- [Study questions]
1. Answer these questions from the passage on QlikView:
(a) At best, how long is the delivery cycle in traditional data warehousing?
(b) What is the tool being released for a hybrid approach called?
(c) Where does data go if it feeds frequently used dashboards?
2. Write the next part of the passage on QlikView, continuing after its final sentence.

::: Provided text :::

The associative model is patented by QlikView. Basically it starts to understand the associations in your data, e.g. if A=B and B=C, then A=C. It means you can build a Qlikview model very quickly. In traditional data warehousing, you work with users and understand their requirements, refine the data model, start to physicalize it, tune it, build ETLs. It's a 3 month at best delivery cycle. That doesn’t work here at this company. Our business users will not wait for you. Our business is dynamic, we are launching new products all the time. Instead of going through an arduous process, you just load data into QlikView and build an associative model. It link things up. If it doesn’t work, you can change things very quickly. You don’t have to write data definitional language. Where you get into trouble, is if you load very large data sets into QlikView, memory not as abundant. They are releasing a tool called data explorer which allows you to do a hybrid approach – load some in memory and some in database. If data is going into frequently used dashboards it goes into memory. If infrequent access is required and the data set is very large, it makes sense to leave it in the database.

::: Data extract :::

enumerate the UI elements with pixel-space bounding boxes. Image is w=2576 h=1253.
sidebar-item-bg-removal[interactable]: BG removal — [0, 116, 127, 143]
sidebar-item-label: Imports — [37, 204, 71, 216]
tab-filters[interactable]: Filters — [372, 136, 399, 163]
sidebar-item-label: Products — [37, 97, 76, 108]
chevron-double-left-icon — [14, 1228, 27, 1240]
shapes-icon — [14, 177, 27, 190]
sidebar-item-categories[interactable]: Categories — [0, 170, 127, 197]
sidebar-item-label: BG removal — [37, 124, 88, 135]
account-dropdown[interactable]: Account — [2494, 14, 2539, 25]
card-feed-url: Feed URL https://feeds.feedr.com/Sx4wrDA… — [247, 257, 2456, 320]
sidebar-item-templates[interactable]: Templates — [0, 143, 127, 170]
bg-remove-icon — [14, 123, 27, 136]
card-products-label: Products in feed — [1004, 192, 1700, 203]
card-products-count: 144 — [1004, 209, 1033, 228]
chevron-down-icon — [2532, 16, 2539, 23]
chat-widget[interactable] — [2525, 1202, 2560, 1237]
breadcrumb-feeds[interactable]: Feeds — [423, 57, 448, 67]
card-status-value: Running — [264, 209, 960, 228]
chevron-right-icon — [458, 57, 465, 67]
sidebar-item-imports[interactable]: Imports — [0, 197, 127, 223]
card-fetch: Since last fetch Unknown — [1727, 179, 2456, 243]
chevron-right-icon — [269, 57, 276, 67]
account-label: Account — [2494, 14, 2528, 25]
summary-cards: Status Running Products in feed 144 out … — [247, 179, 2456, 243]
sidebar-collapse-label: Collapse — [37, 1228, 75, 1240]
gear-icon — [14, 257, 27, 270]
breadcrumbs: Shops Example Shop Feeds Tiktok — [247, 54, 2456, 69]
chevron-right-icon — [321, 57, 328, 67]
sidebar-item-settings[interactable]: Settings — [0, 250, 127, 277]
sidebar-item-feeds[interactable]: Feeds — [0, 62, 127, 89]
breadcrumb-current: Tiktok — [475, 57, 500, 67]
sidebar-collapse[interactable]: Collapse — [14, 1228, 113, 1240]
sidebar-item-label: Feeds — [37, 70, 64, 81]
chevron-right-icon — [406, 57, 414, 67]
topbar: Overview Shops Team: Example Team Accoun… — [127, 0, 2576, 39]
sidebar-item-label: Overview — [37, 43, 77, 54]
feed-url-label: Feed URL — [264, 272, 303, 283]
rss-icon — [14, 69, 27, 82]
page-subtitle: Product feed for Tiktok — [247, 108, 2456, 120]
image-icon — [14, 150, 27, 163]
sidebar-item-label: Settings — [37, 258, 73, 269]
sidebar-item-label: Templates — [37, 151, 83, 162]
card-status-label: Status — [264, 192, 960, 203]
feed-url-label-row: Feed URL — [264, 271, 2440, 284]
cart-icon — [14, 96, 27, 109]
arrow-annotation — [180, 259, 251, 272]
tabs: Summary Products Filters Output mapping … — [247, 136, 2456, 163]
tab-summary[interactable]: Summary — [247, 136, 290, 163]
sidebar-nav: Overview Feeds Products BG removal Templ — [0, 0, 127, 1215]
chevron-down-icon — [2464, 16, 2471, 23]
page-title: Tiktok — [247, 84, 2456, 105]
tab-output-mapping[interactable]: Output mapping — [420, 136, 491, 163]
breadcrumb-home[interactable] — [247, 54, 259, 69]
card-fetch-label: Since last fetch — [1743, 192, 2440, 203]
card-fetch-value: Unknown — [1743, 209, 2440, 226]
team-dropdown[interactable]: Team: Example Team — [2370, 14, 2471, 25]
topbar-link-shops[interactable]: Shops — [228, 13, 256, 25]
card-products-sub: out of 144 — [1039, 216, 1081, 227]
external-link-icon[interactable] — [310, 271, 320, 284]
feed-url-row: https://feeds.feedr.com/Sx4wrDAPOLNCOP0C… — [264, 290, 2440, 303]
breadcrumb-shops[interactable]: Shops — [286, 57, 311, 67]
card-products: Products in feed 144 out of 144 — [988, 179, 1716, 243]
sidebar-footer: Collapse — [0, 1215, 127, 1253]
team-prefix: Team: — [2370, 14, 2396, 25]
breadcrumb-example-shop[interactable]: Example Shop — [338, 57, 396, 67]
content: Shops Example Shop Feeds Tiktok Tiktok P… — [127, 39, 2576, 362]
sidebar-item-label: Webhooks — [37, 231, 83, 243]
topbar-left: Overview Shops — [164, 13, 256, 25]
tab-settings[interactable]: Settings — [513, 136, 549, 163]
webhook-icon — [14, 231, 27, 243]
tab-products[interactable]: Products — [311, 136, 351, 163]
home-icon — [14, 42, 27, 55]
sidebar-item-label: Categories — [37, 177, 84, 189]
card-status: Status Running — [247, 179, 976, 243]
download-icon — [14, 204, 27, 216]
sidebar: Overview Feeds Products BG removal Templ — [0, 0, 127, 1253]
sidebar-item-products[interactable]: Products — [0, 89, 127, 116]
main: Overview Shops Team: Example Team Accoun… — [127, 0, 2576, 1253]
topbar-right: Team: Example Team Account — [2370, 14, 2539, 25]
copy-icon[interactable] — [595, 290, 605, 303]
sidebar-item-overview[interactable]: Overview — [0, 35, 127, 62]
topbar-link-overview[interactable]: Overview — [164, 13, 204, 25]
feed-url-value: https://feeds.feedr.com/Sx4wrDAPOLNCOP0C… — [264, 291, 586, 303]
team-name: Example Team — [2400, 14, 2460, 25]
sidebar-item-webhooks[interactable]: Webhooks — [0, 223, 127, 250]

:::

- [Task results]
1.
(a) Three months.
(b) Data explorer.
(c) Into memory.

2.
We also have a company called DataRoket that builds connectors for us, e.g. load this relational data into QlikView. They have built adapters for QlikView-Hadoop integration.


QlikView were here for a few days, and it was up and running. It was very fast.

Where it fell short, is they did the implementation in demo mode, and didn't initially work with us to help us scale. For example, should we consider a load balancer and multiple servers?. How much capacity can this environment handle from a data and user perspective. We had to learn on own by trial and error. We are bringing them in to do an architectural assessment, but we have to pay for this.

We are now bringing them back in for architectural assessment. It is a fee based engagement.


  • In-person training
  • Self-taught
My team attended, but I cannot myself rate, but I think it was good as they've successfully launched a training program at our company themselves for users. It was 3-4 day training.
My team holds training sessions for our internal users every month. 8-10 of our staff attend each month. We have an intro class, and a power user class.


They are still building it out. Just recently I received a contact for an escalation manager. I used to just call my sales guy.

Response times vary.


Dashboards are easy to use. They are very Excel-like with HTML5 capabilities. Data visualization is good.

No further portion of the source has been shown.